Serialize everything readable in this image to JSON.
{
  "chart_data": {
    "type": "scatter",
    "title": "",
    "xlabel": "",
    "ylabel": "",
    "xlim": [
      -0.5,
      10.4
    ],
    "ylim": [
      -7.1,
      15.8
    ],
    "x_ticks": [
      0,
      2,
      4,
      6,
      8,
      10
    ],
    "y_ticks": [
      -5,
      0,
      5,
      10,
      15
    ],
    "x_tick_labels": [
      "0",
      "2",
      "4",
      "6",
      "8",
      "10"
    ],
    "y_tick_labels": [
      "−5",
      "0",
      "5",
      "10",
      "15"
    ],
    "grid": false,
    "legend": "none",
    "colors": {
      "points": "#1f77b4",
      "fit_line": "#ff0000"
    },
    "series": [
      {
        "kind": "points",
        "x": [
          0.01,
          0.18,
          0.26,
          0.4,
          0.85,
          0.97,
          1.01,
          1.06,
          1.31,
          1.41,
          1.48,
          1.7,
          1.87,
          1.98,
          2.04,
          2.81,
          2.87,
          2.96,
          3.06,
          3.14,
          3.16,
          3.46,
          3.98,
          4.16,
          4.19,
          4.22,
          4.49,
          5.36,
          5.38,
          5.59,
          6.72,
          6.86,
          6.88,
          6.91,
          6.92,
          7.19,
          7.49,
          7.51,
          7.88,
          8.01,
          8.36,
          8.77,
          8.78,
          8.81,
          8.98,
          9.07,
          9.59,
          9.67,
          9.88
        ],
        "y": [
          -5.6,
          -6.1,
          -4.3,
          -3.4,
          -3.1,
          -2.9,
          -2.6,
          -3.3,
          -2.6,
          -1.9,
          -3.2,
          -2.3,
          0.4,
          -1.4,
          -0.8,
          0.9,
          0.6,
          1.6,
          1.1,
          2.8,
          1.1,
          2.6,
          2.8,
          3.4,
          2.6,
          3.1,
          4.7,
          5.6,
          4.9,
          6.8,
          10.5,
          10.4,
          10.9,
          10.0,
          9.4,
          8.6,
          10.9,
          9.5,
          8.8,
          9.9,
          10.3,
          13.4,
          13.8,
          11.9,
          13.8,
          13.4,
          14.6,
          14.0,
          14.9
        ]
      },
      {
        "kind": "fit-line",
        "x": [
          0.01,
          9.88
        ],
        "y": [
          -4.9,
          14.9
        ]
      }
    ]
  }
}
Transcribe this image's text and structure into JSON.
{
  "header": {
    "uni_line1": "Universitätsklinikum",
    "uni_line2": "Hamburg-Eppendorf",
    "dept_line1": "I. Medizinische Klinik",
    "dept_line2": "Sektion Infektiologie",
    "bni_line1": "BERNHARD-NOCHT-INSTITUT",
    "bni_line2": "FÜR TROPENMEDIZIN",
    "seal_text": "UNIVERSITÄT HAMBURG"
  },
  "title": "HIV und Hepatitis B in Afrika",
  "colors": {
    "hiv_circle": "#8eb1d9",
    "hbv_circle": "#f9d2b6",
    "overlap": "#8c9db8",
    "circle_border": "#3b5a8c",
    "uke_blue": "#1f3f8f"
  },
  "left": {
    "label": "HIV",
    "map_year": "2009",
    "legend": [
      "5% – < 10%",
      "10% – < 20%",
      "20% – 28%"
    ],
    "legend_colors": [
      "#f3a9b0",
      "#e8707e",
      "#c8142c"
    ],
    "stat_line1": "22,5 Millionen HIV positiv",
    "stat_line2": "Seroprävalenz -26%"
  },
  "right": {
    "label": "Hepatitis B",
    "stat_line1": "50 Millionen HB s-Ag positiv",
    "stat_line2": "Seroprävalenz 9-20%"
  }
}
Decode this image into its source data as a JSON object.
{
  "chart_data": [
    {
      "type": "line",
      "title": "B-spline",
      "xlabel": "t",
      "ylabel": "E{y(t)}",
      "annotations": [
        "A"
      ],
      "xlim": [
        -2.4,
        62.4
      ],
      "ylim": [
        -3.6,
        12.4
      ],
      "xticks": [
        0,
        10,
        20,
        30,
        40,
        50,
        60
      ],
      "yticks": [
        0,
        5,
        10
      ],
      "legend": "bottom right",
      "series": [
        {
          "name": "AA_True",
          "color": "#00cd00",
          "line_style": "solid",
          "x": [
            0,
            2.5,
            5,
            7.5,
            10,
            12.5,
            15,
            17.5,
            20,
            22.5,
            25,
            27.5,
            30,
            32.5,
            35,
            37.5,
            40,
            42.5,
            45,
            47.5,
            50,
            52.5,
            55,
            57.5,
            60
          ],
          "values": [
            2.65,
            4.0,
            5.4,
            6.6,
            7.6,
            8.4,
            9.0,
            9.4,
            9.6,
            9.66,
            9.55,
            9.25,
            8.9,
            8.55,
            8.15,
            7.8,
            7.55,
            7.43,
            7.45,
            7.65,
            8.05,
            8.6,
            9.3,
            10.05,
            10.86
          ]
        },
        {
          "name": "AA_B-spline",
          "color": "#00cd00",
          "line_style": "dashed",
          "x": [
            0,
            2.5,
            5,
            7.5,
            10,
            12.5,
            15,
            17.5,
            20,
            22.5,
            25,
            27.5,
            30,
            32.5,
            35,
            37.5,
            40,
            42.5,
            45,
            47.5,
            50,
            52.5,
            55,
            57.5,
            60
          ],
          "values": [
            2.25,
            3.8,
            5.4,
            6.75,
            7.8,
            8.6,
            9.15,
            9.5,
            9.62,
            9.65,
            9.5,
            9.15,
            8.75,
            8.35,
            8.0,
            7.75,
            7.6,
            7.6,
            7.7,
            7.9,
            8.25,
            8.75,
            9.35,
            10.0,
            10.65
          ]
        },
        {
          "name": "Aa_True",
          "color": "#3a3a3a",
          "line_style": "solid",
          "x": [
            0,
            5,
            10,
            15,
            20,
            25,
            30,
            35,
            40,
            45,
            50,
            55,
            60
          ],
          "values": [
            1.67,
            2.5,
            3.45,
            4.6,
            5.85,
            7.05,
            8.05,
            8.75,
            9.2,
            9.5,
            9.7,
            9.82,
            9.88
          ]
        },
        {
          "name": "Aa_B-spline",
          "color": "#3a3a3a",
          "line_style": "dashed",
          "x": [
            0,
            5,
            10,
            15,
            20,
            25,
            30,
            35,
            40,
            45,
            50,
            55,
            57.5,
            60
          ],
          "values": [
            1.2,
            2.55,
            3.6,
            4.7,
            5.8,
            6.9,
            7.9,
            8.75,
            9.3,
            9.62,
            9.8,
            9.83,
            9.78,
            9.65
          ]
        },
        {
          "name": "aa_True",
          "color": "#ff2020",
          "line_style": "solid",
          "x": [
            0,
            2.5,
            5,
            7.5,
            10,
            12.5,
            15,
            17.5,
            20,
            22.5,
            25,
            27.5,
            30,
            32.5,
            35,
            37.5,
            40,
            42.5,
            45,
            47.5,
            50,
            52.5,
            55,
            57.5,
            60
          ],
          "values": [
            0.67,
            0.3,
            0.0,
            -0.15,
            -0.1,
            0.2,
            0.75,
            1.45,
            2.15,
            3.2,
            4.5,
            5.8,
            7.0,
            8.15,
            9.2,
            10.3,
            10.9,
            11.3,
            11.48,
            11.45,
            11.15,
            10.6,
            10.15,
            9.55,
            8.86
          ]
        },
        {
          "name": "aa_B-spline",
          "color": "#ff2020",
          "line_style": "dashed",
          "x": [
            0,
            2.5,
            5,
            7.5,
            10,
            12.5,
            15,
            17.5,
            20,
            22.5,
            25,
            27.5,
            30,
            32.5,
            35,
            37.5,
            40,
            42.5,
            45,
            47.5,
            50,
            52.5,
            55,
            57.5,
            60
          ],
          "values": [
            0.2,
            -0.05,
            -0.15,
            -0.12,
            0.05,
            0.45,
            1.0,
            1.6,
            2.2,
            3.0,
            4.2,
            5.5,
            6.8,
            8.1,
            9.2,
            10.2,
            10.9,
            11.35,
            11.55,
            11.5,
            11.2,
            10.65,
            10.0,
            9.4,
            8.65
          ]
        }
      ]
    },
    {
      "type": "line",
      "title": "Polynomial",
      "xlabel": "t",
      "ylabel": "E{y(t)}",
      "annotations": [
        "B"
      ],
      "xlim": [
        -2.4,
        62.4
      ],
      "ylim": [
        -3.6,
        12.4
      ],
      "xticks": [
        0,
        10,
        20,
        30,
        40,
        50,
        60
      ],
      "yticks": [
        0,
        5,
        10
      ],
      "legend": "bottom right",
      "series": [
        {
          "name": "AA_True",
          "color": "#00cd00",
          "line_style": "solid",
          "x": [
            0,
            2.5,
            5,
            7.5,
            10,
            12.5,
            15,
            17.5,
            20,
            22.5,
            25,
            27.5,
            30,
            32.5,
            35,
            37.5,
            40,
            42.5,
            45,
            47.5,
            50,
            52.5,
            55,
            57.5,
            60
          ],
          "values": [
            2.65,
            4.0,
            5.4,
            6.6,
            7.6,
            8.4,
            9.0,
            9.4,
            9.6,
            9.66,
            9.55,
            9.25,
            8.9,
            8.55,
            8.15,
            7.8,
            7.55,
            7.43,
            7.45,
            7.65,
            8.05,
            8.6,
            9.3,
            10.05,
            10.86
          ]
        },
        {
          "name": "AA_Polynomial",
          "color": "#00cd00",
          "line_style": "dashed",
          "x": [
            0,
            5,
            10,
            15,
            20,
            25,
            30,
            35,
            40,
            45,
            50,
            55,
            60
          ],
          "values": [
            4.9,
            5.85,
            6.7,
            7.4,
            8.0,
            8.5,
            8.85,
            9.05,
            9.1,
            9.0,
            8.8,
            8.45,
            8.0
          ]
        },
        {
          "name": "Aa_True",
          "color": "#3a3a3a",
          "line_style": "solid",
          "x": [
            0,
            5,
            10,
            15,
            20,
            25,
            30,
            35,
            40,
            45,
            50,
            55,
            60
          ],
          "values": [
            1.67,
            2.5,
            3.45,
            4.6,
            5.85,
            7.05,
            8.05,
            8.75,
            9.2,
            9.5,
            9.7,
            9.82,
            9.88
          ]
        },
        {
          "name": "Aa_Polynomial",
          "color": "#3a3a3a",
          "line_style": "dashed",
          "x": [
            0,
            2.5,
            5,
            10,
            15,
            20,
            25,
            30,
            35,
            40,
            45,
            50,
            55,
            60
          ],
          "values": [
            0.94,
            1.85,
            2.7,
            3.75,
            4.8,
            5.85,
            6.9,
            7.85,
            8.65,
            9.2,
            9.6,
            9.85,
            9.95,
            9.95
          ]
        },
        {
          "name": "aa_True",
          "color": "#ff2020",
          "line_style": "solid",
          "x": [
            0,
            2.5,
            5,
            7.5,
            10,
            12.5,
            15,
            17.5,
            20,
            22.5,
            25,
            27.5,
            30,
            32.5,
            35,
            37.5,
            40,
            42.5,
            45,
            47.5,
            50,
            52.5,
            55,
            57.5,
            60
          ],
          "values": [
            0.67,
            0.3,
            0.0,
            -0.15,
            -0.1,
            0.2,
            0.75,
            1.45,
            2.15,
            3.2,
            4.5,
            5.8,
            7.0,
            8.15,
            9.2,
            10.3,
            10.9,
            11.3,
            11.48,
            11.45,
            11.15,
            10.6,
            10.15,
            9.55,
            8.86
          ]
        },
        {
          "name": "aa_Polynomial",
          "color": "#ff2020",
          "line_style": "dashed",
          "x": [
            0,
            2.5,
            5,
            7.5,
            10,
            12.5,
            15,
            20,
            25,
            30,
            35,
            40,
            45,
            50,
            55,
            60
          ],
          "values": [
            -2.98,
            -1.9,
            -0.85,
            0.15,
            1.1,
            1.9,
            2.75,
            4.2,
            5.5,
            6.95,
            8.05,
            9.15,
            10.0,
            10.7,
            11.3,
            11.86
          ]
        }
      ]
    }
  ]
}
########################################
■ THE EXERCISE:
List all lines in the material containing the string "spline".

■ WORKED SOLUTION:
      "title": "B-spline",
          "name": "AA_B-spline",
          "name": "Aa_B-spline",
          "name": "aa_B-spline",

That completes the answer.